= Set problem =
Write out all the data again, exactly as it stands.

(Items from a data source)
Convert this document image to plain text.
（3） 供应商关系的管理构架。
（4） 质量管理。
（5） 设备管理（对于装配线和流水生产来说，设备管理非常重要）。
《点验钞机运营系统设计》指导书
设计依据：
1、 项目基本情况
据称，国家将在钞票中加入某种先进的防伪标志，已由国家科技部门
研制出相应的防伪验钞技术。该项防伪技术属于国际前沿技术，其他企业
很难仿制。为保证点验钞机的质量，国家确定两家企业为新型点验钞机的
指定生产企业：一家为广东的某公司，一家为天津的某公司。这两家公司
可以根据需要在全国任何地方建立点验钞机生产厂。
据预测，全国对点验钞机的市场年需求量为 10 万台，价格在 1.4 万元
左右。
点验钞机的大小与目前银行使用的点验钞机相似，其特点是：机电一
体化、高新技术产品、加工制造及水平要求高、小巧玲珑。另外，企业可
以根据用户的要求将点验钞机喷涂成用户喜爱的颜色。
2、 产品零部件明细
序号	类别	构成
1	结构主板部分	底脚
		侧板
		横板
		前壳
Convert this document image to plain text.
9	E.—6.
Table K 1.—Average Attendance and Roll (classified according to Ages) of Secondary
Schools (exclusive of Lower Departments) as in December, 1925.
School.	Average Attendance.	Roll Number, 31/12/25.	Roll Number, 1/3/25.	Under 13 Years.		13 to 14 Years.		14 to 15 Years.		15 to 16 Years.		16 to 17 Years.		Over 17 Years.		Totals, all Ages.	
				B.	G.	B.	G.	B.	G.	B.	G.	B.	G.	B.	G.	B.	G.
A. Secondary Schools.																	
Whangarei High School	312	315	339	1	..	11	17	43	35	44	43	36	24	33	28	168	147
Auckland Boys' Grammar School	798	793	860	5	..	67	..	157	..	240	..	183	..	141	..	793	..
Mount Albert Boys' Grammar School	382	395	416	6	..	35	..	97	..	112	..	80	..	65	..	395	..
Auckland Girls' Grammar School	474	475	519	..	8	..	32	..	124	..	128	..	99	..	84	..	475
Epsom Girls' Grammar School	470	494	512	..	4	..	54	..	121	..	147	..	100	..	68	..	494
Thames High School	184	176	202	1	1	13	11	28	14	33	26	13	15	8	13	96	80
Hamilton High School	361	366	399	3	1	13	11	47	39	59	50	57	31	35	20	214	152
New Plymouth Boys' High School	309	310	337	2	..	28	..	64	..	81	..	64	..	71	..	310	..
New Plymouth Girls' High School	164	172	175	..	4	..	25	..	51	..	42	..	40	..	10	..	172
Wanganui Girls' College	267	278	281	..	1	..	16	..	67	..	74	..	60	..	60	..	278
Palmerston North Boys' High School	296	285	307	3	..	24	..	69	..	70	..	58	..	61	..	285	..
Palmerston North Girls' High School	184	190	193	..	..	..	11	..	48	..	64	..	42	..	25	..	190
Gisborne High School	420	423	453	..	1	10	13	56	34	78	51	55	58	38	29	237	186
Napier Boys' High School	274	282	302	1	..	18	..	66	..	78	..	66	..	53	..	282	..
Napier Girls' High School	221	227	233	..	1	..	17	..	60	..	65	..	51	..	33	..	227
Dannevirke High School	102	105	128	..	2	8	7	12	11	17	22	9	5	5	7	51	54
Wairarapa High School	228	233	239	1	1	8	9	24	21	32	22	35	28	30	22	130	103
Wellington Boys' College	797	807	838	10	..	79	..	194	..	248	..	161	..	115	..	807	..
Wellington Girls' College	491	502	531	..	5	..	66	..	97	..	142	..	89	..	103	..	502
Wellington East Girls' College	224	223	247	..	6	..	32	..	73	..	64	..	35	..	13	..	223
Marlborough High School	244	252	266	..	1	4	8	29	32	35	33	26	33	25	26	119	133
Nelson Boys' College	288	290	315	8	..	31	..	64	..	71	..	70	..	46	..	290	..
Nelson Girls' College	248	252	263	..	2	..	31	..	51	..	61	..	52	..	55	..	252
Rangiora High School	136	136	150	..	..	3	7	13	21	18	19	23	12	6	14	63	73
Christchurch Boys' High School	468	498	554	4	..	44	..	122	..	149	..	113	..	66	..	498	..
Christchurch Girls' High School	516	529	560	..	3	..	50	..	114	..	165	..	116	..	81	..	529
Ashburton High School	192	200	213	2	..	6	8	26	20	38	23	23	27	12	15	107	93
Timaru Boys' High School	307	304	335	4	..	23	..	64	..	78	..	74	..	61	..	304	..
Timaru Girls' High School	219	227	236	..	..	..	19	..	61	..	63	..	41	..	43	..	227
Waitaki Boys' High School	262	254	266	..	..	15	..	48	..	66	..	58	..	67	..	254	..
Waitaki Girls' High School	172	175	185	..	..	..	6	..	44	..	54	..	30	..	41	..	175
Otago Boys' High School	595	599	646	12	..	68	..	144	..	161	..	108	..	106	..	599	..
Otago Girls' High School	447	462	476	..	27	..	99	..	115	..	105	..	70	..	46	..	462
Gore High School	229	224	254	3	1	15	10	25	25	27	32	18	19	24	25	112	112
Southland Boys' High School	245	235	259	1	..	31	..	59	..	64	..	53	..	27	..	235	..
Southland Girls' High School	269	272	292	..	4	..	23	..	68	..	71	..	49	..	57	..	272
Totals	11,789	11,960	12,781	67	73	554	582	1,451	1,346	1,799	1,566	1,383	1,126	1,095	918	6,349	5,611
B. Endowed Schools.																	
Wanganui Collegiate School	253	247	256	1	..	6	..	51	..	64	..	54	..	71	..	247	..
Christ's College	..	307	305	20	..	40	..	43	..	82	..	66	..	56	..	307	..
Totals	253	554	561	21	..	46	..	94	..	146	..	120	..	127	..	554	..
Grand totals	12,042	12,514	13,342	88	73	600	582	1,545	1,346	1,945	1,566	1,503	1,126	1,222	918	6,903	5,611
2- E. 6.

= Task output =
Convert this document image to plain text.
（3） 供应商关系的管理构架。
（4） 质量管理。
（5） 设备管理（对于装配线和流水生产来说，设备管理非常重要）。
《点验钞机运营系统设计》指导书
设计依据：
1、 项目基本情况
据称，国家将在钞票中加入某种先进的防伪标志，已由国家科技部门
研制出相应的防伪验钞技术。该项防伪技术属于国际前沿技术，其他企业
很难仿制。为保证点验钞机的质量，国家确定两家企业为新型点验钞机的
指定生产企业：一家为广东的某公司，一家为天津的某公司。这两家公司
可以根据需要在全国任何地方建立点验钞机生产厂。
据预测，全国对点验钞机的市场年需求量为 10 万台，价格在 1.4 万元
左右。
点验钞机的大小与目前银行使用的点验钞机相似，其特点是：机电一
体化、高新技术产品、加工制造及水平要求高、小巧玲珑。另外，企业可
以根据用户的要求将点验钞机喷涂成用户喜爱的颜色。
2、 产品零部件明细
序号	类别	构成
1	结构主板部分	底脚
		侧板
		横板
		前壳
Convert this document image to plain text.
9	E.—6.
Table K 1.—Average Attendance and Roll (classified according to Ages) of Secondary
Schools (exclusive of Lower Departments) as in December, 1925.
School.	Average Attendance.	Roll Number, 31/12/25.	Roll Number, 1/3/25.	Under 13 Years.		13 to 14 Years.		14 to 15 Years.		15 to 16 Years.		16 to 17 Years.		Over 17 Years.		Totals, all Ages.	
				B.	G.	B.	G.	B.	G.	B.	G.	B.	G.	B.	G.	B.	G.
A. Secondary Schools.																	
Whangarei High School	312	315	339	1	..	11	17	43	35	44	43	36	24	33	28	168	147
Auckland Boys' Grammar School	798	793	860	5	..	67	..	157	..	240	..	183	..	141	..	793	..
Mount Albert Boys' Grammar School	382	395	416	6	..	35	..	97	..	112	..	80	..	65	..	395	..
Auckland Girls' Grammar School	474	475	519	..	8	..	32	..	124	..	128	..	99	..	84	..	475
Epsom Girls' Grammar School	470	494	512	..	4	..	54	..	121	..	147	..	100	..	68	..	494
Thames High School	184	176	202	1	1	13	11	28	14	33	26	13	15	8	13	96	80
Hamilton High School	361	366	399	3	1	13	11	47	39	59	50	57	31	35	20	214	152
New Plymouth Boys' High School	309	310	337	2	..	28	..	64	..	81	..	64	..	71	..	310	..
New Plymouth Girls' High School	164	172	175	..	4	..	25	..	51	..	42	..	40	..	10	..	172
Wanganui Girls' College	267	278	281	..	1	..	16	..	67	..	74	..	60	..	60	..	278
Palmerston North Boys' High School	296	285	307	3	..	24	..	69	..	70	..	58	..	61	..	285	..
Palmerston North Girls' High School	184	190	193	..	..	..	11	..	48	..	64	..	42	..	25	..	190
Gisborne High School	420	423	453	..	1	10	13	56	34	78	51	55	58	38	29	237	186
Napier Boys' High School	274	282	302	1	..	18	..	66	..	78	..	66	..	53	..	282	..
Napier Girls' High School	221	227	233	..	1	..	17	..	60	..	65	..	51	..	33	..	227
Dannevirke High School	102	105	128	..	2	8	7	12	11	17	22	9	5	5	7	51	54
Wairarapa High School	228	233	239	1	1	8	9	24	21	32	22	35	28	30	22	130	103
Wellington Boys' College	797	807	838	10	..	79	..	194	..	248	..	161	..	115	..	807	..
Wellington Girls' College	491	502	531	..	5	..	66	..	97	..	142	..	89	..	103	..	502
Wellington East Girls' College	224	223	247	..	6	..	32	..	73	..	64	..	35	..	13	..	223
Marlborough High School	244	252	266	..	1	4	8	29	32	35	33	26	33	25	26	119	133
Nelson Boys' College	288	290	315	8	..	31	..	64	..	71	..	70	..	46	..	290	..
Nelson Girls' College	248	252	263	..	2	..	31	..	51	..	61	..	52	..	55	..	252
Rangiora High School	136	136	150	..	..	3	7	13	21	18	19	23	12	6	14	63	73
Christchurch Boys' High School	468	498	554	4	..	44	..	122	..	149	..	113	..	66	..	498	..
Christchurch Girls' High School	516	529	560	..	3	..	50	..	114	..	165	..	116	..	81	..	529
Ashburton High School	192	200	213	2	..	6	8	26	20	38	23	23	27	12	15	107	93
Timaru Boys' High School	307	304	335	4	..	23	..	64	..	78	..	74	..	61	..	304	..
Timaru Girls' High School	219	227	236	..	..	..	19	..	61	..	63	..	41	..	43	..	227
Waitaki Boys' High School	262	254	266	..	..	15	..	48	..	66	..	58	..	67	..	254	..
Waitaki Girls' High School	172	175	185	..	..	..	6	..	44	..	54	..	30	..	41	..	175
Otago Boys' High School	595	599	646	12	..	68	..	144	..	161	..	108	..	106	..	599	..
Otago Girls' High School	447	462	476	..	27	..	99	..	115	..	105	..	70	..	46	..	462
Gore High School	229	224	254	3	1	15	10	25	25	27	32	18	19	24	25	112	112
Southland Boys' High School	245	235	259	1	..	31	..	59	..	64	..	53	..	27	..	235	..
Southland Girls' High School	269	272	292	..	4	..	23	..	68	..	71	..	49	..	57	..	272
Totals	11,789	11,960	12,781	67	73	554	582	1,451	1,346	1,799	1,566	1,383	1,126	1,095	918	6,349	5,611
B. Endowed Schools.																	
Wanganui Collegiate School	253	247	256	1	..	6	..	51	..	64	..	54	..	71	..	247	..
Christ's College	..	307	305	20	..	40	..	43	..	82	..	66	..	56	..	307	..
Totals	253	554	561	21	..	46	..	94	..	146	..	120	..	127	..	554	..
Grand totals	12,042	12,514	13,342	88	73	600	582	1,545	1,346	1,945	1,566	1,503	1,126	1,222	918	6,903	5,611
2- E. 6.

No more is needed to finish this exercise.